• _Material shown_
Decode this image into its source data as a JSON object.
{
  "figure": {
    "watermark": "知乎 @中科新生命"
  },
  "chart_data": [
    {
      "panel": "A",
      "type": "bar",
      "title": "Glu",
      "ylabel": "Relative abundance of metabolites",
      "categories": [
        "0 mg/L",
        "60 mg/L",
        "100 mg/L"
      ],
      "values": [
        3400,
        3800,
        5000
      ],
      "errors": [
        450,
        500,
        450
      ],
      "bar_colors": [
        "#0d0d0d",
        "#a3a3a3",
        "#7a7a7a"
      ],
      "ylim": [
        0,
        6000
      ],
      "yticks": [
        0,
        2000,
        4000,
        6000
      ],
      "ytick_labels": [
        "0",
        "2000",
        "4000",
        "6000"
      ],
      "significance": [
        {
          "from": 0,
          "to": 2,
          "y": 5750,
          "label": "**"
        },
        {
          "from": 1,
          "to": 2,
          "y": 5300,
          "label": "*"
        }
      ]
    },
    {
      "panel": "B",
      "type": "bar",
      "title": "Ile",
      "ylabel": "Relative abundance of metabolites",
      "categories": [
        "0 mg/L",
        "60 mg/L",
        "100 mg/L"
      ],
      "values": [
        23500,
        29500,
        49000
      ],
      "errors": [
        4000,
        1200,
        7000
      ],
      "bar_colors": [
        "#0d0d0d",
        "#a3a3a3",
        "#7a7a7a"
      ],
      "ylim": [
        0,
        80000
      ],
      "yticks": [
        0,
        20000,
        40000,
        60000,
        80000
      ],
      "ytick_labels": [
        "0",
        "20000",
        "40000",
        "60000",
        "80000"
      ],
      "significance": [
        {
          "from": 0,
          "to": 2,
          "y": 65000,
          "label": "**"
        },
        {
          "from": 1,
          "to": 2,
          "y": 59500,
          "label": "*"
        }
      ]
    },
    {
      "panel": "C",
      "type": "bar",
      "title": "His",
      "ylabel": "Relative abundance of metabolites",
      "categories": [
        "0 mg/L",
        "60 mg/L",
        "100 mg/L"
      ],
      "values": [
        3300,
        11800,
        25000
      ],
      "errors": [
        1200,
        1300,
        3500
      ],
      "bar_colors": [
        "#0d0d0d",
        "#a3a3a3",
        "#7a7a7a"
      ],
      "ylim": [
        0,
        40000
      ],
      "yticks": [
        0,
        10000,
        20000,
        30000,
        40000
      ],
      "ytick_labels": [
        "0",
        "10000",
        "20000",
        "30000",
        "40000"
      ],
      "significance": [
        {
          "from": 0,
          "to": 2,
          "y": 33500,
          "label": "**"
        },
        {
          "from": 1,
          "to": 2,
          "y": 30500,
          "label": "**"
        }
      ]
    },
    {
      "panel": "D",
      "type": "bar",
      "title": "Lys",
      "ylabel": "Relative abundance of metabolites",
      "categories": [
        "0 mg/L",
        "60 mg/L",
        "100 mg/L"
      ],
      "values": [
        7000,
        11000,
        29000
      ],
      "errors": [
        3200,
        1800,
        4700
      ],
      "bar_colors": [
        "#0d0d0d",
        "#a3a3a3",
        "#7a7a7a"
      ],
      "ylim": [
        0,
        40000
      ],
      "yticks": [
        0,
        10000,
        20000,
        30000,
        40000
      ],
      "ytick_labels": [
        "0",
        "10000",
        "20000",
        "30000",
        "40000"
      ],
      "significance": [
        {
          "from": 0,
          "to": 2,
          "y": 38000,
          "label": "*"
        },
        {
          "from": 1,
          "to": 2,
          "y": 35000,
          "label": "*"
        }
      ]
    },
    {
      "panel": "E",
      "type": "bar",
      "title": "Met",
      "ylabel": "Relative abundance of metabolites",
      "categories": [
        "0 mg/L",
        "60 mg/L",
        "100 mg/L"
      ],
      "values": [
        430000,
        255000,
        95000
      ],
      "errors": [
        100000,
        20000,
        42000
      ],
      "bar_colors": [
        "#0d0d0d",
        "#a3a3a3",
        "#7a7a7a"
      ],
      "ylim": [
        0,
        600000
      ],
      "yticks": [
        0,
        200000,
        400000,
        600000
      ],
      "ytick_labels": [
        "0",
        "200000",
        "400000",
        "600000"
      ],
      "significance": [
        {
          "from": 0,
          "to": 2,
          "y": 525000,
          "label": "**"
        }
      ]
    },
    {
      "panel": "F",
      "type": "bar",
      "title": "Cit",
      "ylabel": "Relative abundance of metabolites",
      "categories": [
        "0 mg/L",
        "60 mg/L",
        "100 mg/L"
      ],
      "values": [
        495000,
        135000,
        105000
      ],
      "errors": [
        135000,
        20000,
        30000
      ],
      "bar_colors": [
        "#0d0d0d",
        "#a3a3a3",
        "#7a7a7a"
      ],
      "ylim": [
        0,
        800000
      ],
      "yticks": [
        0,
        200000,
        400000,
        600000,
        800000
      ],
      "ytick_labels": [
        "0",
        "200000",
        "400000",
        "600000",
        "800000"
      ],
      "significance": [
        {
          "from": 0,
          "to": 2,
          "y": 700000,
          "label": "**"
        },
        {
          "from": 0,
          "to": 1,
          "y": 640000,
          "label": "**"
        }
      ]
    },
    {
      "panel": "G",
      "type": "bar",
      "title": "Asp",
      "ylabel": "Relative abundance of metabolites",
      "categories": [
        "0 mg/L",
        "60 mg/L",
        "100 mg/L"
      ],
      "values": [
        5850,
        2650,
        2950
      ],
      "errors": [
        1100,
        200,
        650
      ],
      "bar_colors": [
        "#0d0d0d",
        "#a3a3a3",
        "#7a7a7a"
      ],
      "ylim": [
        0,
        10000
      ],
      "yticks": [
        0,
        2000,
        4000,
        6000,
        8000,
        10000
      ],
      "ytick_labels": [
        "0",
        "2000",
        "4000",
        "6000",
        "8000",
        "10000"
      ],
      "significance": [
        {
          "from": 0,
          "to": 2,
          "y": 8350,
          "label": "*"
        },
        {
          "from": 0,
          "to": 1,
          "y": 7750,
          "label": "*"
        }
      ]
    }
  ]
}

• _Exercise objective_
Reproduce the full listing above, character for character.

• _Result for this task_
Decode this image into its source data as a JSON object.
{
  "figure": {
    "watermark": "知乎 @中科新生命"
  },
  "chart_data": [
    {
      "panel": "A",
      "type": "bar",
      "title": "Glu",
      "ylabel": "Relative abundance of metabolites",
      "categories": [
        "0 mg/L",
        "60 mg/L",
        "100 mg/L"
      ],
      "values": [
        3400,
        3800,
        5000
      ],
      "errors": [
        450,
        500,
        450
      ],
      "bar_colors": [
        "#0d0d0d",
        "#a3a3a3",
        "#7a7a7a"
      ],
      "ylim": [
        0,
        6000
      ],
      "yticks": [
        0,
        2000,
        4000,
        6000
      ],
      "ytick_labels": [
        "0",
        "2000",
        "4000",
        "6000"
      ],
      "significance": [
        {
          "from": 0,
          "to": 2,
          "y": 5750,
          "label": "**"
        },
        {
          "from": 1,
          "to": 2,
          "y": 5300,
          "label": "*"
        }
      ]
    },
    {
      "panel": "B",
      "type": "bar",
      "title": "Ile",
      "ylabel": "Relative abundance of metabolites",
      "categories": [
        "0 mg/L",
        "60 mg/L",
        "100 mg/L"
      ],
      "values": [
        23500,
        29500,
        49000
      ],
      "errors": [
        4000,
        1200,
        7000
      ],
      "bar_colors": [
        "#0d0d0d",
        "#a3a3a3",
        "#7a7a7a"
      ],
      "ylim": [
        0,
        80000
      ],
      "yticks": [
        0,
        20000,
        40000,
        60000,
        80000
      ],
      "ytick_labels": [
        "0",
        "20000",
        "40000",
        "60000",
        "80000"
      ],
      "significance": [
        {
          "from": 0,
          "to": 2,
          "y": 65000,
          "label": "**"
        },
        {
          "from": 1,
          "to": 2,
          "y": 59500,
          "label": "*"
        }
      ]
    },
    {
      "panel": "C",
      "type": "bar",
      "title": "His",
      "ylabel": "Relative abundance of metabolites",
      "categories": [
        "0 mg/L",
        "60 mg/L",
        "100 mg/L"
      ],
      "values": [
        3300,
        11800,
        25000
      ],
      "errors": [
        1200,
        1300,
        3500
      ],
      "bar_colors": [
        "#0d0d0d",
        "#a3a3a3",
        "#7a7a7a"
      ],
      "ylim": [
        0,
        40000
      ],
      "yticks": [
        0,
        10000,
        20000,
        30000,
        40000
      ],
      "ytick_labels": [
        "0",
        "10000",
        "20000",
        "30000",
        "40000"
      ],
      "significance": [
        {
          "from": 0,
          "to": 2,
          "y": 33500,
          "label": "**"
        },
        {
          "from": 1,
          "to": 2,
          "y": 30500,
          "label": "**"
        }
      ]
    },
    {
      "panel": "D",
      "type": "bar",
      "title": "Lys",
      "ylabel": "Relative abundance of metabolites",
      "categories": [
        "0 mg/L",
        "60 mg/L",
        "100 mg/L"
      ],
      "values": [
        7000,
        11000,
        29000
      ],
      "errors": [
        3200,
        1800,
        4700
      ],
      "bar_colors": [
        "#0d0d0d",
        "#a3a3a3",
        "#7a7a7a"
      ],
      "ylim": [
        0,
        40000
      ],
      "yticks": [
        0,
        10000,
        20000,
        30000,
        40000
      ],
      "ytick_labels": [
        "0",
        "10000",
        "20000",
        "30000",
        "40000"
      ],
      "significance": [
        {
          "from": 0,
          "to": 2,
          "y": 38000,
          "label": "*"
        },
        {
          "from": 1,
          "to": 2,
          "y": 35000,
          "label": "*"
        }
      ]
    },
    {
      "panel": "E",
      "type": "bar",
      "title": "Met",
      "ylabel": "Relative abundance of metabolites",
      "categories": [
        "0 mg/L",
        "60 mg/L",
        "100 mg/L"
      ],
      "values": [
        430000,
        255000,
        95000
      ],
      "errors": [
        100000,
        20000,
        42000
      ],
      "bar_colors": [
        "#0d0d0d",
        "#a3a3a3",
        "#7a7a7a"
      ],
      "ylim": [
        0,
        600000
      ],
      "yticks": [
        0,
        200000,
        400000,
        600000
      ],
      "ytick_labels": [
        "0",
        "200000",
        "400000",
        "600000"
      ],
      "significance": [
        {
          "from": 0,
          "to": 2,
          "y": 525000,
          "label": "**"
        }
      ]
    },
    {
      "panel": "F",
      "type": "bar",
      "title": "Cit",
      "ylabel": "Relative abundance of metabolites",
      "categories": [
        "0 mg/L",
        "60 mg/L",
        "100 mg/L"
      ],
      "values": [
        495000,
        135000,
        105000
      ],
      "errors": [
        135000,
        20000,
        30000
      ],
      "bar_colors": [
        "#0d0d0d",
        "#a3a3a3",
        "#7a7a7a"
      ],
      "ylim": [
        0,
        800000
      ],
      "yticks": [
        0,
        200000,
        400000,
        600000,
        800000
      ],
      "ytick_labels": [
        "0",
        "200000",
        "400000",
        "600000",
        "800000"
      ],
      "significance": [
        {
          "from": 0,
          "to": 2,
          "y": 700000,
          "label": "**"
        },
        {
          "from": 0,
          "to": 1,
          "y": 640000,
          "label": "**"
        }
      ]
    },
    {
      "panel": "G",
      "type": "bar",
      "title": "Asp",
      "ylabel": "Relative abundance of metabolites",
      "categories": [
        "0 mg/L",
        "60 mg/L",
        "100 mg/L"
      ],
      "values": [
        5850,
        2650,
        2950
      ],
      "errors": [
        1100,
        200,
        650
      ],
      "bar_colors": [
        "#0d0d0d",
        "#a3a3a3",
        "#7a7a7a"
      ],
      "ylim": [
        0,
        10000
      ],
      "yticks": [
        0,
        2000,
        4000,
        6000,
        8000,
        10000
      ],
      "ytick_labels": [
        "0",
        "2000",
        "4000",
        "6000",
        "8000",
        "10000"
      ],
      "significance": [
        {
          "from": 0,
          "to": 2,
          "y": 8350,
          "label": "*"
        },
        {
          "from": 0,
          "to": 1,
          "y": 7750,
          "label": "*"
        }
      ]
    }
  ]
}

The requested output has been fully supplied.